[Instructions to follow] Quote the whole listing word for word. Do not include the pictures.

Saved entries:
· · · · · · ·

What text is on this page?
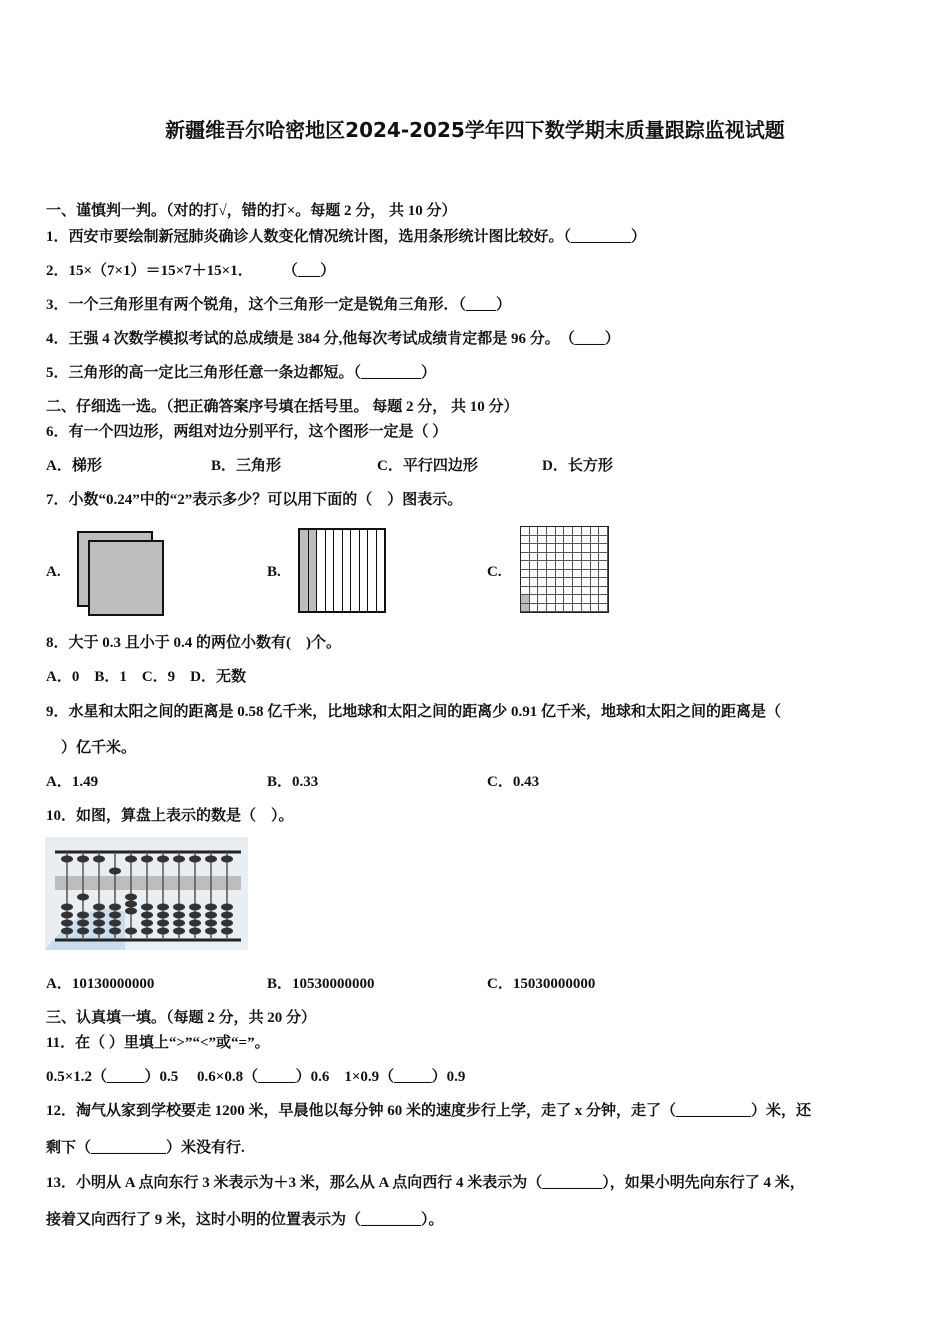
新疆维吾尔哈密地区2024-2025学年四下数学期末质量跟踪监视试题
一、谨慎判一判。（对的打√，错的打×。每题 2 分， 共 10 分）
1．西安市要绘制新冠肺炎确诊人数变化情况统计图，选用条形统计图比较好。（________）
2．15×（7×1）＝15×7＋15×1．　　　（___）
3．一个三角形里有两个锐角，这个三角形一定是锐角三角形．（____）
4．王强 4 次数学模拟考试的总成绩是 384 分,他每次考试成绩肯定都是 96 分。　（____）
5．三角形的高一定比三角形任意一条边都短。（________）
二、仔细选一选。（把正确答案序号填在括号里。 每题 2 分， 共 10 分）
6．有一个四边形，两组对边分别平行，这个图形一定是（ ）
A．梯形	B．三角形	C．平行四边形	D．长方形
7．小数“0.24”中的“2”表示多少？可以用下面的（　）图表示。
A.	B.	C.
8．大于 0.3 且小于 0.4 的两位小数有(　)个。
A．0　B．1　C．9　D．无数
9．水星和太阳之间的距离是 0.58 亿千米，比地球和太阳之间的距离少 0.91 亿千米，地球和太阳之间的距离是（
　）亿千米。
A．1.49	B．0.33	C．0.43
10．如图，算盘上表示的数是（　）。
A．10130000000	B．10530000000	C．15030000000
三、认真填一填。（每题 2 分，共 20 分）
11．在（ ）里填上“>”“<”或“=”。
0.5×1.2（_____）0.5　 0.6×0.8（_____）0.6　1×0.9（_____）0.9
12．淘气从家到学校要走 1200 米，早晨他以每分钟 60 米的速度步行上学，走了 x 分钟，走了（__________）米，还
剩下（__________）米没有行.
13．小明从 A 点向东行 3 米表示为＋3 米，那么从 A 点向西行 4 米表示为（________），如果小明先向东行了 4 米，
接着又向西行了 9 米，这时小明的位置表示为（________）。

· · · · · · ·

[Written response]
What text is on this page?
新疆维吾尔哈密地区2024-2025学年四下数学期末质量跟踪监视试题
一、谨慎判一判。（对的打√，错的打×。每题 2 分， 共 10 分）
1．西安市要绘制新冠肺炎确诊人数变化情况统计图，选用条形统计图比较好。（________）
2．15×（7×1）＝15×7＋15×1．　　　（___）
3．一个三角形里有两个锐角，这个三角形一定是锐角三角形．（____）
4．王强 4 次数学模拟考试的总成绩是 384 分,他每次考试成绩肯定都是 96 分。　（____）
5．三角形的高一定比三角形任意一条边都短。（________）
二、仔细选一选。（把正确答案序号填在括号里。 每题 2 分， 共 10 分）
6．有一个四边形，两组对边分别平行，这个图形一定是（ ）
A．梯形	B．三角形	C．平行四边形	D．长方形
7．小数“0.24”中的“2”表示多少？可以用下面的（　）图表示。
A.	B.	C.
8．大于 0.3 且小于 0.4 的两位小数有(　)个。
A．0　B．1　C．9　D．无数
9．水星和太阳之间的距离是 0.58 亿千米，比地球和太阳之间的距离少 0.91 亿千米，地球和太阳之间的距离是（
　）亿千米。
A．1.49	B．0.33	C．0.43
10．如图，算盘上表示的数是（　）。
A．10130000000	B．10530000000	C．15030000000
三、认真填一填。（每题 2 分，共 20 分）
11．在（ ）里填上“>”“<”或“=”。
0.5×1.2（_____）0.5　 0.6×0.8（_____）0.6　1×0.9（_____）0.9
12．淘气从家到学校要走 1200 米，早晨他以每分钟 60 米的速度步行上学，走了 x 分钟，走了（__________）米，还
剩下（__________）米没有行.
13．小明从 A 点向东行 3 米表示为＋3 米，那么从 A 点向西行 4 米表示为（________），如果小明先向东行了 4 米，
接着又向西行了 9 米，这时小明的位置表示为（________）。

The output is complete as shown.